** Begin **

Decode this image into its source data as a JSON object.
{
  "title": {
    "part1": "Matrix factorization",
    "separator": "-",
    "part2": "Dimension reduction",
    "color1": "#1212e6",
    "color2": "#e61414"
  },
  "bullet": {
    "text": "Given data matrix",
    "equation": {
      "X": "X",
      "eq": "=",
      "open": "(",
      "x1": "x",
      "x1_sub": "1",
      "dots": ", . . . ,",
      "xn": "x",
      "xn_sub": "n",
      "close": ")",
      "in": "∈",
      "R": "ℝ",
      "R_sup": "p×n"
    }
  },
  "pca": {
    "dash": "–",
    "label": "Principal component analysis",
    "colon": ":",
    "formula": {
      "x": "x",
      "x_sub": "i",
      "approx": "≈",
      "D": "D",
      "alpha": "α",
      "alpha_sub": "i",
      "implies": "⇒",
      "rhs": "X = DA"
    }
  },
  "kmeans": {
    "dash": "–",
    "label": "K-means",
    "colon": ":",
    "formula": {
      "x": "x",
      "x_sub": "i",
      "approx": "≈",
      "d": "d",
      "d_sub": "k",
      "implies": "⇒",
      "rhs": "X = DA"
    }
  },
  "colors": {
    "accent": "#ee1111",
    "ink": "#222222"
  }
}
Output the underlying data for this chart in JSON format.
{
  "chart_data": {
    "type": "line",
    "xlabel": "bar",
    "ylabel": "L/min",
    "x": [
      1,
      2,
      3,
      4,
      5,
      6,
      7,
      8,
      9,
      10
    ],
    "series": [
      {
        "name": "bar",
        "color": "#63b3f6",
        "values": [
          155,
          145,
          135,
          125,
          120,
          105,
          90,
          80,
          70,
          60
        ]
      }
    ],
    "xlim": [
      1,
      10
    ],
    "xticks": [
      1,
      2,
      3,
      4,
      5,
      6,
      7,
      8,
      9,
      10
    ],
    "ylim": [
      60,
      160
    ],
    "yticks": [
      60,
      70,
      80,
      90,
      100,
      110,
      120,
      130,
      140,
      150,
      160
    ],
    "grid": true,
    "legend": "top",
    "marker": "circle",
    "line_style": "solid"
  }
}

** End **

Task details — Write out every record verbatim.

Right answer —
Decode this image into its source data as a JSON object.
{
  "title": {
    "part1": "Matrix factorization",
    "separator": "-",
    "part2": "Dimension reduction",
    "color1": "#1212e6",
    "color2": "#e61414"
  },
  "bullet": {
    "text": "Given data matrix",
    "equation": {
      "X": "X",
      "eq": "=",
      "open": "(",
      "x1": "x",
      "x1_sub": "1",
      "dots": ", . . . ,",
      "xn": "x",
      "xn_sub": "n",
      "close": ")",
      "in": "∈",
      "R": "ℝ",
      "R_sup": "p×n"
    }
  },
  "pca": {
    "dash": "–",
    "label": "Principal component analysis",
    "colon": ":",
    "formula": {
      "x": "x",
      "x_sub": "i",
      "approx": "≈",
      "D": "D",
      "alpha": "α",
      "alpha_sub": "i",
      "implies": "⇒",
      "rhs": "X = DA"
    }
  },
  "kmeans": {
    "dash": "–",
    "label": "K-means",
    "colon": ":",
    "formula": {
      "x": "x",
      "x_sub": "i",
      "approx": "≈",
      "d": "d",
      "d_sub": "k",
      "implies": "⇒",
      "rhs": "X = DA"
    }
  },
  "colors": {
    "accent": "#ee1111",
    "ink": "#222222"
  }
}
Output the underlying data for this chart in JSON format.
{
  "chart_data": {
    "type": "line",
    "xlabel": "bar",
    "ylabel": "L/min",
    "x": [
      1,
      2,
      3,
      4,
      5,
      6,
      7,
      8,
      9,
      10
    ],
    "series": [
      {
        "name": "bar",
        "color": "#63b3f6",
        "values": [
          155,
          145,
          135,
          125,
          120,
          105,
          90,
          80,
          70,
          60
        ]
      }
    ],
    "xlim": [
      1,
      10
    ],
    "xticks": [
      1,
      2,
      3,
      4,
      5,
      6,
      7,
      8,
      9,
      10
    ],
    "ylim": [
      60,
      160
    ],
    "yticks": [
      60,
      70,
      80,
      90,
      100,
      110,
      120,
      130,
      140,
      150,
      160
    ],
    "grid": true,
    "legend": "top",
    "marker": "circle",
    "line_style": "solid"
  }
}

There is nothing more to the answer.